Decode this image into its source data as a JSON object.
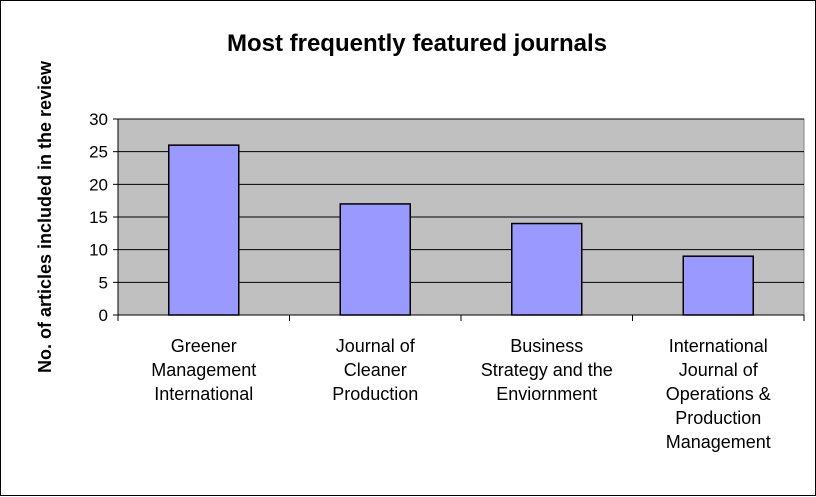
{
  "chart_data": {
    "type": "bar",
    "title": "Most frequently featured journals",
    "xlabel": "",
    "ylabel": "No. of articles included in the review",
    "categories": [
      "Greener Management International",
      "Journal of Cleaner Production",
      "Business Strategy and the Enviornment",
      "International Journal of Operations & Production Management"
    ],
    "category_lines": [
      [
        "Greener",
        "Management",
        "International"
      ],
      [
        "Journal of",
        "Cleaner",
        "Production"
      ],
      [
        "Business",
        "Strategy and the",
        "Enviornment"
      ],
      [
        "International",
        "Journal of",
        "Operations &",
        "Production",
        "Management"
      ]
    ],
    "values": [
      26,
      17,
      14,
      9
    ],
    "ylim": [
      0,
      30
    ],
    "yticks": [
      "0",
      "5",
      "10",
      "15",
      "20",
      "25",
      "30"
    ],
    "grid": true,
    "legend": "none",
    "colors": {
      "bar_fill": "#9999ff",
      "plot_background": "#c0c0c0",
      "gridline": "#000000"
    }
  }
}
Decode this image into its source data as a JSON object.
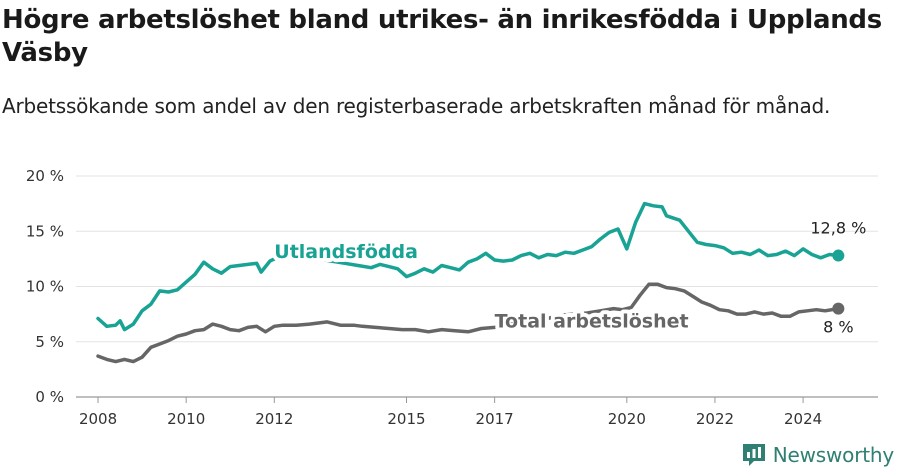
{
  "title": "Högre arbetslöshet bland utrikes- än inrikesfödda i Upplands Väsby",
  "subtitle": "Arbetssökande som andel av den registerbaserade arbetskraften månad för månad.",
  "brand": {
    "name": "Newsworthy",
    "icon": "newsworthy-logo-icon",
    "color": "#2f7f73"
  },
  "chart_data": {
    "type": "line",
    "title": "Högre arbetslöshet bland utrikes- än inrikesfödda i Upplands Väsby",
    "subtitle": "Arbetssökande som andel av den registerbaserade arbetskraften månad för månad.",
    "xlabel": "",
    "ylabel": "",
    "xlim": [
      2007.5,
      2025.7
    ],
    "ylim": [
      0,
      20
    ],
    "y_ticks": [
      0,
      5,
      10,
      15,
      20
    ],
    "y_tick_labels": [
      "0 %",
      "5 %",
      "10 %",
      "15 %",
      "20 %"
    ],
    "x_ticks": [
      2008,
      2010,
      2012,
      2015,
      2017,
      2020,
      2022,
      2024
    ],
    "x_tick_labels": [
      "2008",
      "2010",
      "2012",
      "2015",
      "2017",
      "2020",
      "2022",
      "2024"
    ],
    "grid": true,
    "legend": "inline labels",
    "series": [
      {
        "name": "Utlandsfödda",
        "color": "#18a394",
        "end_label": "12,8 %",
        "points": [
          [
            2008.0,
            7.1
          ],
          [
            2008.2,
            6.4
          ],
          [
            2008.4,
            6.5
          ],
          [
            2008.5,
            6.9
          ],
          [
            2008.6,
            6.1
          ],
          [
            2008.8,
            6.6
          ],
          [
            2009.0,
            7.8
          ],
          [
            2009.2,
            8.4
          ],
          [
            2009.4,
            9.6
          ],
          [
            2009.6,
            9.5
          ],
          [
            2009.8,
            9.7
          ],
          [
            2010.0,
            10.4
          ],
          [
            2010.2,
            11.1
          ],
          [
            2010.4,
            12.2
          ],
          [
            2010.6,
            11.6
          ],
          [
            2010.8,
            11.2
          ],
          [
            2011.0,
            11.8
          ],
          [
            2011.2,
            11.9
          ],
          [
            2011.4,
            12.0
          ],
          [
            2011.6,
            12.1
          ],
          [
            2011.7,
            11.3
          ],
          [
            2011.9,
            12.3
          ],
          [
            2012.0,
            12.5
          ],
          [
            2012.2,
            12.6
          ],
          [
            2012.5,
            12.6
          ],
          [
            2012.8,
            12.5
          ],
          [
            2013.0,
            12.5
          ],
          [
            2013.3,
            12.3
          ],
          [
            2013.6,
            12.1
          ],
          [
            2013.9,
            11.9
          ],
          [
            2014.2,
            11.7
          ],
          [
            2014.4,
            12.0
          ],
          [
            2014.6,
            11.8
          ],
          [
            2014.8,
            11.6
          ],
          [
            2015.0,
            10.9
          ],
          [
            2015.2,
            11.2
          ],
          [
            2015.4,
            11.6
          ],
          [
            2015.6,
            11.3
          ],
          [
            2015.8,
            11.9
          ],
          [
            2016.0,
            11.7
          ],
          [
            2016.2,
            11.5
          ],
          [
            2016.4,
            12.2
          ],
          [
            2016.6,
            12.5
          ],
          [
            2016.8,
            13.0
          ],
          [
            2017.0,
            12.4
          ],
          [
            2017.2,
            12.3
          ],
          [
            2017.4,
            12.4
          ],
          [
            2017.6,
            12.8
          ],
          [
            2017.8,
            13.0
          ],
          [
            2018.0,
            12.6
          ],
          [
            2018.2,
            12.9
          ],
          [
            2018.4,
            12.8
          ],
          [
            2018.6,
            13.1
          ],
          [
            2018.8,
            13.0
          ],
          [
            2019.0,
            13.3
          ],
          [
            2019.2,
            13.6
          ],
          [
            2019.4,
            14.3
          ],
          [
            2019.6,
            14.9
          ],
          [
            2019.8,
            15.2
          ],
          [
            2020.0,
            13.4
          ],
          [
            2020.2,
            15.8
          ],
          [
            2020.4,
            17.5
          ],
          [
            2020.6,
            17.3
          ],
          [
            2020.8,
            17.2
          ],
          [
            2020.9,
            16.4
          ],
          [
            2021.2,
            16.0
          ],
          [
            2021.4,
            15.0
          ],
          [
            2021.6,
            14.0
          ],
          [
            2021.8,
            13.8
          ],
          [
            2022.0,
            13.7
          ],
          [
            2022.2,
            13.5
          ],
          [
            2022.4,
            13.0
          ],
          [
            2022.6,
            13.1
          ],
          [
            2022.8,
            12.9
          ],
          [
            2023.0,
            13.3
          ],
          [
            2023.2,
            12.8
          ],
          [
            2023.4,
            12.9
          ],
          [
            2023.6,
            13.2
          ],
          [
            2023.8,
            12.8
          ],
          [
            2024.0,
            13.4
          ],
          [
            2024.2,
            12.9
          ],
          [
            2024.4,
            12.6
          ],
          [
            2024.6,
            12.9
          ],
          [
            2024.8,
            12.8
          ]
        ]
      },
      {
        "name": "Total arbetslöshet",
        "color": "#666666",
        "end_label": "8 %",
        "points": [
          [
            2008.0,
            3.7
          ],
          [
            2008.2,
            3.4
          ],
          [
            2008.4,
            3.2
          ],
          [
            2008.6,
            3.4
          ],
          [
            2008.8,
            3.2
          ],
          [
            2009.0,
            3.6
          ],
          [
            2009.2,
            4.5
          ],
          [
            2009.4,
            4.8
          ],
          [
            2009.6,
            5.1
          ],
          [
            2009.8,
            5.5
          ],
          [
            2010.0,
            5.7
          ],
          [
            2010.2,
            6.0
          ],
          [
            2010.4,
            6.1
          ],
          [
            2010.6,
            6.6
          ],
          [
            2010.8,
            6.4
          ],
          [
            2011.0,
            6.1
          ],
          [
            2011.2,
            6.0
          ],
          [
            2011.4,
            6.3
          ],
          [
            2011.6,
            6.4
          ],
          [
            2011.8,
            5.9
          ],
          [
            2012.0,
            6.4
          ],
          [
            2012.2,
            6.5
          ],
          [
            2012.5,
            6.5
          ],
          [
            2012.8,
            6.6
          ],
          [
            2013.0,
            6.7
          ],
          [
            2013.2,
            6.8
          ],
          [
            2013.5,
            6.5
          ],
          [
            2013.8,
            6.5
          ],
          [
            2014.0,
            6.4
          ],
          [
            2014.3,
            6.3
          ],
          [
            2014.6,
            6.2
          ],
          [
            2014.9,
            6.1
          ],
          [
            2015.2,
            6.1
          ],
          [
            2015.5,
            5.9
          ],
          [
            2015.8,
            6.1
          ],
          [
            2016.1,
            6.0
          ],
          [
            2016.4,
            5.9
          ],
          [
            2016.7,
            6.2
          ],
          [
            2017.0,
            6.3
          ],
          [
            2017.3,
            6.5
          ],
          [
            2017.6,
            6.8
          ],
          [
            2017.9,
            7.0
          ],
          [
            2018.2,
            7.1
          ],
          [
            2018.5,
            7.4
          ],
          [
            2018.8,
            7.5
          ],
          [
            2019.1,
            7.6
          ],
          [
            2019.4,
            7.8
          ],
          [
            2019.7,
            8.0
          ],
          [
            2019.9,
            7.9
          ],
          [
            2020.1,
            8.1
          ],
          [
            2020.3,
            9.2
          ],
          [
            2020.5,
            10.2
          ],
          [
            2020.7,
            10.2
          ],
          [
            2020.9,
            9.9
          ],
          [
            2021.1,
            9.8
          ],
          [
            2021.3,
            9.6
          ],
          [
            2021.5,
            9.1
          ],
          [
            2021.7,
            8.6
          ],
          [
            2021.9,
            8.3
          ],
          [
            2022.1,
            7.9
          ],
          [
            2022.3,
            7.8
          ],
          [
            2022.5,
            7.5
          ],
          [
            2022.7,
            7.5
          ],
          [
            2022.9,
            7.7
          ],
          [
            2023.1,
            7.5
          ],
          [
            2023.3,
            7.6
          ],
          [
            2023.5,
            7.3
          ],
          [
            2023.7,
            7.3
          ],
          [
            2023.9,
            7.7
          ],
          [
            2024.1,
            7.8
          ],
          [
            2024.3,
            7.9
          ],
          [
            2024.5,
            7.8
          ],
          [
            2024.8,
            8.0
          ]
        ]
      }
    ]
  }
}
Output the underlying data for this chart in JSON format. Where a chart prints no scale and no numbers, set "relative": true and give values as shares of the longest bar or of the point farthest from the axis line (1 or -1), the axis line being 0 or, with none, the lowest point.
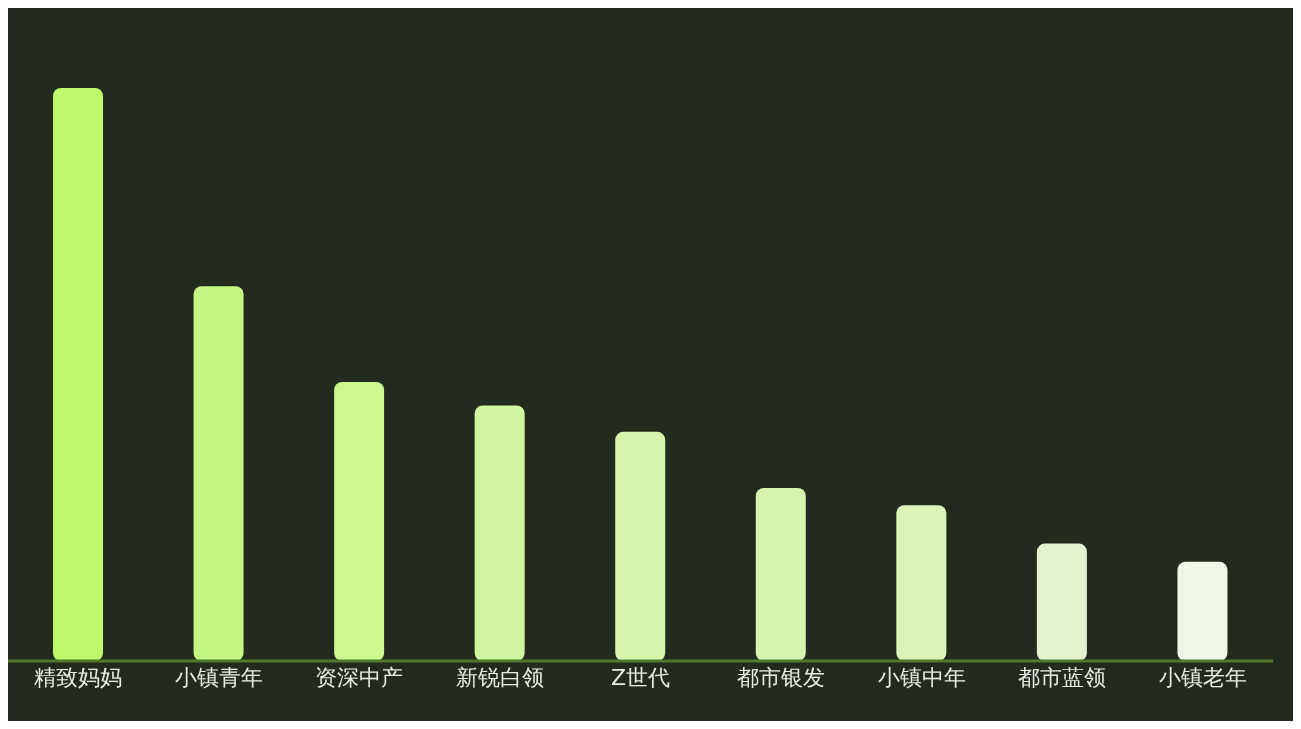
{
  "chart_data": {
    "type": "bar",
    "relative": true,
    "categories": [
      "精致妈妈",
      "小镇青年",
      "资深中产",
      "新锐白领",
      "Z世代",
      "都市银发",
      "小镇中年",
      "都市蓝领",
      "小镇老年"
    ],
    "values": [
      1,
      0.654,
      0.487,
      0.446,
      0.4,
      0.302,
      0.272,
      0.205,
      0.173
    ],
    "colors": [
      "#bffa6c",
      "#c5f883",
      "#cbf890",
      "#d0f7a0",
      "#d5f5ab",
      "#d7f3b0",
      "#dbf3b8",
      "#e5f2cf",
      "#f0f6e6"
    ]
  }
}
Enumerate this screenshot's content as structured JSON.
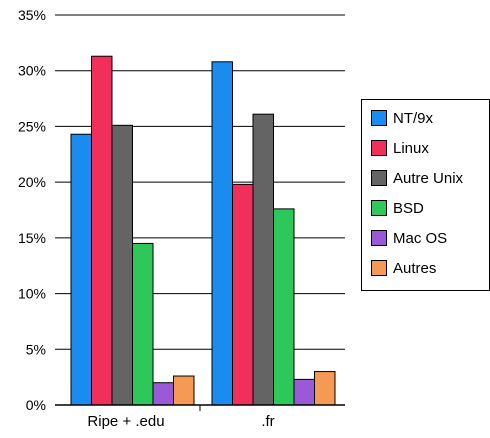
{
  "chart_data": {
    "type": "bar",
    "categories": [
      "Ripe + .edu",
      ".fr"
    ],
    "series": [
      {
        "name": "NT/9x",
        "values": [
          24.3,
          30.8
        ],
        "color": "#1a8cf0"
      },
      {
        "name": "Linux",
        "values": [
          31.3,
          19.8
        ],
        "color": "#f0305a"
      },
      {
        "name": "Autre Unix",
        "values": [
          25.1,
          26.1
        ],
        "color": "#646464"
      },
      {
        "name": "BSD",
        "values": [
          14.5,
          17.6
        ],
        "color": "#2ec85a"
      },
      {
        "name": "Mac OS",
        "values": [
          2.0,
          2.3
        ],
        "color": "#9a5ad8"
      },
      {
        "name": "Autres",
        "values": [
          2.6,
          3.0
        ],
        "color": "#f59a55"
      }
    ],
    "ylim": [
      0,
      35
    ],
    "yticks": [
      "0%",
      "5%",
      "10%",
      "15%",
      "20%",
      "25%",
      "30%",
      "35%"
    ],
    "grid": true,
    "legend_position": "right"
  }
}
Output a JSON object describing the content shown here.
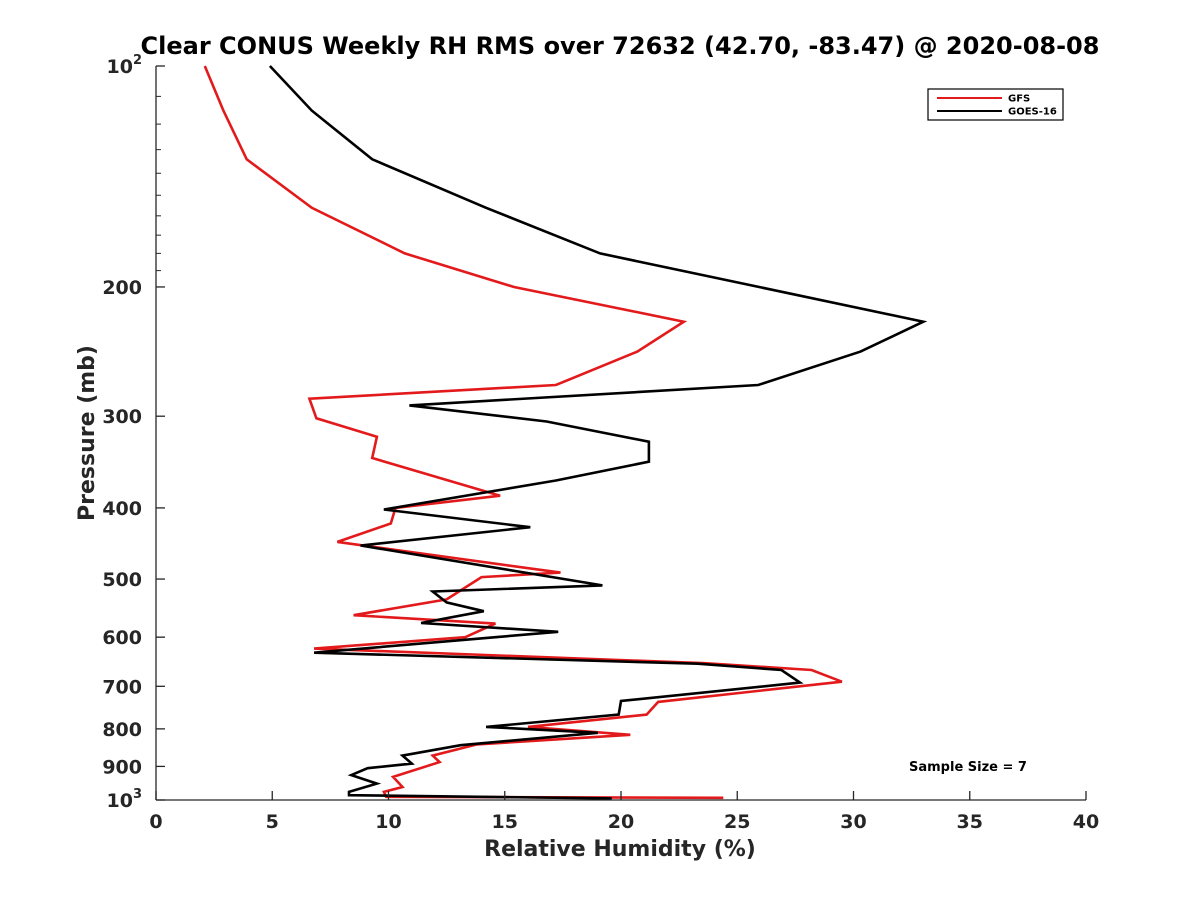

================

Copy each line from the records above that includes the string "name".

▸ Solution for this task:
    "name": "Newsworthy",
        "name": "Utlandsfödda",
        "name": "Total arbetslöshet",
        "name": "NT/9x",
        "name": "Linux",
        "name": "Autre Unix",
        "name": "BSD",
        "name": "Mac OS",
        "name": "Autres",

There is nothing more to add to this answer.